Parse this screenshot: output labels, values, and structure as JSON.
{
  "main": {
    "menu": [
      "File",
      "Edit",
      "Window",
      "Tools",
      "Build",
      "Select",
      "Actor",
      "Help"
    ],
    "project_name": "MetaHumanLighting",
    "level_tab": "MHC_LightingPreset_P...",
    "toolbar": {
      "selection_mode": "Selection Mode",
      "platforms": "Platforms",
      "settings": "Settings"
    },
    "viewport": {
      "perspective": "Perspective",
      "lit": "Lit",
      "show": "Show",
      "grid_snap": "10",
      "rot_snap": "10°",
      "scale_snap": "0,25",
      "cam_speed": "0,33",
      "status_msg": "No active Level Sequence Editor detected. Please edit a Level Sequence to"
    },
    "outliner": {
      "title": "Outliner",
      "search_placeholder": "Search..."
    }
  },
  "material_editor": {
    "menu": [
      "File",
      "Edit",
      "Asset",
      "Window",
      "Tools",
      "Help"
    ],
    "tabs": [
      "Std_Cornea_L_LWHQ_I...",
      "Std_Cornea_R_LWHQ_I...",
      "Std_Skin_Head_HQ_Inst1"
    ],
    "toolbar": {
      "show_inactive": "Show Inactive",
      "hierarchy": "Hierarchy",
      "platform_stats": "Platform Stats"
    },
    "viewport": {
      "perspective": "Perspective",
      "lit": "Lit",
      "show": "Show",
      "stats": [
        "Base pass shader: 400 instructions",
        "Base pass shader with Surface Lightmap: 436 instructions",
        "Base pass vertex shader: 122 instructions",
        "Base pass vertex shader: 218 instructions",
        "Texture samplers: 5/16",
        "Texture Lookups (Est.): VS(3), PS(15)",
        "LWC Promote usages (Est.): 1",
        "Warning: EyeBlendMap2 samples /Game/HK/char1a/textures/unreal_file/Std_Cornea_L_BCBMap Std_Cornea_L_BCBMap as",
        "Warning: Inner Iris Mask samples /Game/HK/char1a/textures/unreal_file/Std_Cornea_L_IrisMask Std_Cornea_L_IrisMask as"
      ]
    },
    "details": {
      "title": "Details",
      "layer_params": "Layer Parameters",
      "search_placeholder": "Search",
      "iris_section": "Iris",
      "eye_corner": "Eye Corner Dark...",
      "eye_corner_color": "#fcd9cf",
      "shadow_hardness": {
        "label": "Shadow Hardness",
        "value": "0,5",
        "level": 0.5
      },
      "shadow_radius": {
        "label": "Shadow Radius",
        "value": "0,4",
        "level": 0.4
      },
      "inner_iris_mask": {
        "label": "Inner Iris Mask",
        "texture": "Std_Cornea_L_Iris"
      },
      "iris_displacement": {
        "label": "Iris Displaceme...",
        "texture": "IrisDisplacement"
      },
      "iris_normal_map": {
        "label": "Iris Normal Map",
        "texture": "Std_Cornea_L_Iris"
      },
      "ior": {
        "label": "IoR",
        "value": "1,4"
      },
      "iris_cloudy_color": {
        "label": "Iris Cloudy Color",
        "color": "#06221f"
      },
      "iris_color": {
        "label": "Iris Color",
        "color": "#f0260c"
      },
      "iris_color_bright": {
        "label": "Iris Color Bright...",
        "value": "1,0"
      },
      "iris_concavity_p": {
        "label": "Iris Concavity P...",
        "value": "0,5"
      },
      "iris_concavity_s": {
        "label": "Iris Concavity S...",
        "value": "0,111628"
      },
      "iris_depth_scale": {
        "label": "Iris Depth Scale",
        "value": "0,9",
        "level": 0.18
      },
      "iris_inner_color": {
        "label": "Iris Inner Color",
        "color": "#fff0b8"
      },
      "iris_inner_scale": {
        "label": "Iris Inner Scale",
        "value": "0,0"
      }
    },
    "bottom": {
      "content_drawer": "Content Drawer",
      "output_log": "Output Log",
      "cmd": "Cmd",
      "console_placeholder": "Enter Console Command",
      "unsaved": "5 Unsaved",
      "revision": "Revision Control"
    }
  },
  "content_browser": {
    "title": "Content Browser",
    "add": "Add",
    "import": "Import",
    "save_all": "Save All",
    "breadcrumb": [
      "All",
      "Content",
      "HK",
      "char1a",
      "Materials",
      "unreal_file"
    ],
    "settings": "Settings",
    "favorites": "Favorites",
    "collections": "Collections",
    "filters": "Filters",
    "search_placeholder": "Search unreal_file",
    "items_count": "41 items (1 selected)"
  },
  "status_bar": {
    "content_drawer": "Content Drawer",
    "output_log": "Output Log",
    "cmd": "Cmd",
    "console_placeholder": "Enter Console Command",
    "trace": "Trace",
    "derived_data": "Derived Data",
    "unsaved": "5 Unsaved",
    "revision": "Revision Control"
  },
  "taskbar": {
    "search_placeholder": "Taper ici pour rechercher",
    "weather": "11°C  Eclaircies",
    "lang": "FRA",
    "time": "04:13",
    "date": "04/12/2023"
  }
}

= GOAL OF THE EXERCISE =
Write out the full set of records exactly as given.

= COMPLETE OUTPUT =
Parse this screenshot: output labels, values, and structure as JSON.
{
  "main": {
    "menu": [
      "File",
      "Edit",
      "Window",
      "Tools",
      "Build",
      "Select",
      "Actor",
      "Help"
    ],
    "project_name": "MetaHumanLighting",
    "level_tab": "MHC_LightingPreset_P...",
    "toolbar": {
      "selection_mode": "Selection Mode",
      "platforms": "Platforms",
      "settings": "Settings"
    },
    "viewport": {
      "perspective": "Perspective",
      "lit": "Lit",
      "show": "Show",
      "grid_snap": "10",
      "rot_snap": "10°",
      "scale_snap": "0,25",
      "cam_speed": "0,33",
      "status_msg": "No active Level Sequence Editor detected. Please edit a Level Sequence to"
    },
    "outliner": {
      "title": "Outliner",
      "search_placeholder": "Search..."
    }
  },
  "material_editor": {
    "menu": [
      "File",
      "Edit",
      "Asset",
      "Window",
      "Tools",
      "Help"
    ],
    "tabs": [
      "Std_Cornea_L_LWHQ_I...",
      "Std_Cornea_R_LWHQ_I...",
      "Std_Skin_Head_HQ_Inst1"
    ],
    "toolbar": {
      "show_inactive": "Show Inactive",
      "hierarchy": "Hierarchy",
      "platform_stats": "Platform Stats"
    },
    "viewport": {
      "perspective": "Perspective",
      "lit": "Lit",
      "show": "Show",
      "stats": [
        "Base pass shader: 400 instructions",
        "Base pass shader with Surface Lightmap: 436 instructions",
        "Base pass vertex shader: 122 instructions",
        "Base pass vertex shader: 218 instructions",
        "Texture samplers: 5/16",
        "Texture Lookups (Est.): VS(3), PS(15)",
        "LWC Promote usages (Est.): 1",
        "Warning: EyeBlendMap2 samples /Game/HK/char1a/textures/unreal_file/Std_Cornea_L_BCBMap Std_Cornea_L_BCBMap as",
        "Warning: Inner Iris Mask samples /Game/HK/char1a/textures/unreal_file/Std_Cornea_L_IrisMask Std_Cornea_L_IrisMask as"
      ]
    },
    "details": {
      "title": "Details",
      "layer_params": "Layer Parameters",
      "search_placeholder": "Search",
      "iris_section": "Iris",
      "eye_corner": "Eye Corner Dark...",
      "eye_corner_color": "#fcd9cf",
      "shadow_hardness": {
        "label": "Shadow Hardness",
        "value": "0,5",
        "level": 0.5
      },
      "shadow_radius": {
        "label": "Shadow Radius",
        "value": "0,4",
        "level": 0.4
      },
      "inner_iris_mask": {
        "label": "Inner Iris Mask",
        "texture": "Std_Cornea_L_Iris"
      },
      "iris_displacement": {
        "label": "Iris Displaceme...",
        "texture": "IrisDisplacement"
      },
      "iris_normal_map": {
        "label": "Iris Normal Map",
        "texture": "Std_Cornea_L_Iris"
      },
      "ior": {
        "label": "IoR",
        "value": "1,4"
      },
      "iris_cloudy_color": {
        "label": "Iris Cloudy Color",
        "color": "#06221f"
      },
      "iris_color": {
        "label": "Iris Color",
        "color": "#f0260c"
      },
      "iris_color_bright": {
        "label": "Iris Color Bright...",
        "value": "1,0"
      },
      "iris_concavity_p": {
        "label": "Iris Concavity P...",
        "value": "0,5"
      },
      "iris_concavity_s": {
        "label": "Iris Concavity S...",
        "value": "0,111628"
      },
      "iris_depth_scale": {
        "label": "Iris Depth Scale",
        "value": "0,9",
        "level": 0.18
      },
      "iris_inner_color": {
        "label": "Iris Inner Color",
        "color": "#fff0b8"
      },
      "iris_inner_scale": {
        "label": "Iris Inner Scale",
        "value": "0,0"
      }
    },
    "bottom": {
      "content_drawer": "Content Drawer",
      "output_log": "Output Log",
      "cmd": "Cmd",
      "console_placeholder": "Enter Console Command",
      "unsaved": "5 Unsaved",
      "revision": "Revision Control"
    }
  },
  "content_browser": {
    "title": "Content Browser",
    "add": "Add",
    "import": "Import",
    "save_all": "Save All",
    "breadcrumb": [
      "All",
      "Content",
      "HK",
      "char1a",
      "Materials",
      "unreal_file"
    ],
    "settings": "Settings",
    "favorites": "Favorites",
    "collections": "Collections",
    "filters": "Filters",
    "search_placeholder": "Search unreal_file",
    "items_count": "41 items (1 selected)"
  },
  "status_bar": {
    "content_drawer": "Content Drawer",
    "output_log": "Output Log",
    "cmd": "Cmd",
    "console_placeholder": "Enter Console Command",
    "trace": "Trace",
    "derived_data": "Derived Data",
    "unsaved": "5 Unsaved",
    "revision": "Revision Control"
  },
  "taskbar": {
    "search_placeholder": "Taper ici pour rechercher",
    "weather": "11°C  Eclaircies",
    "lang": "FRA",
    "time": "04:13",
    "date": "04/12/2023"
  }
}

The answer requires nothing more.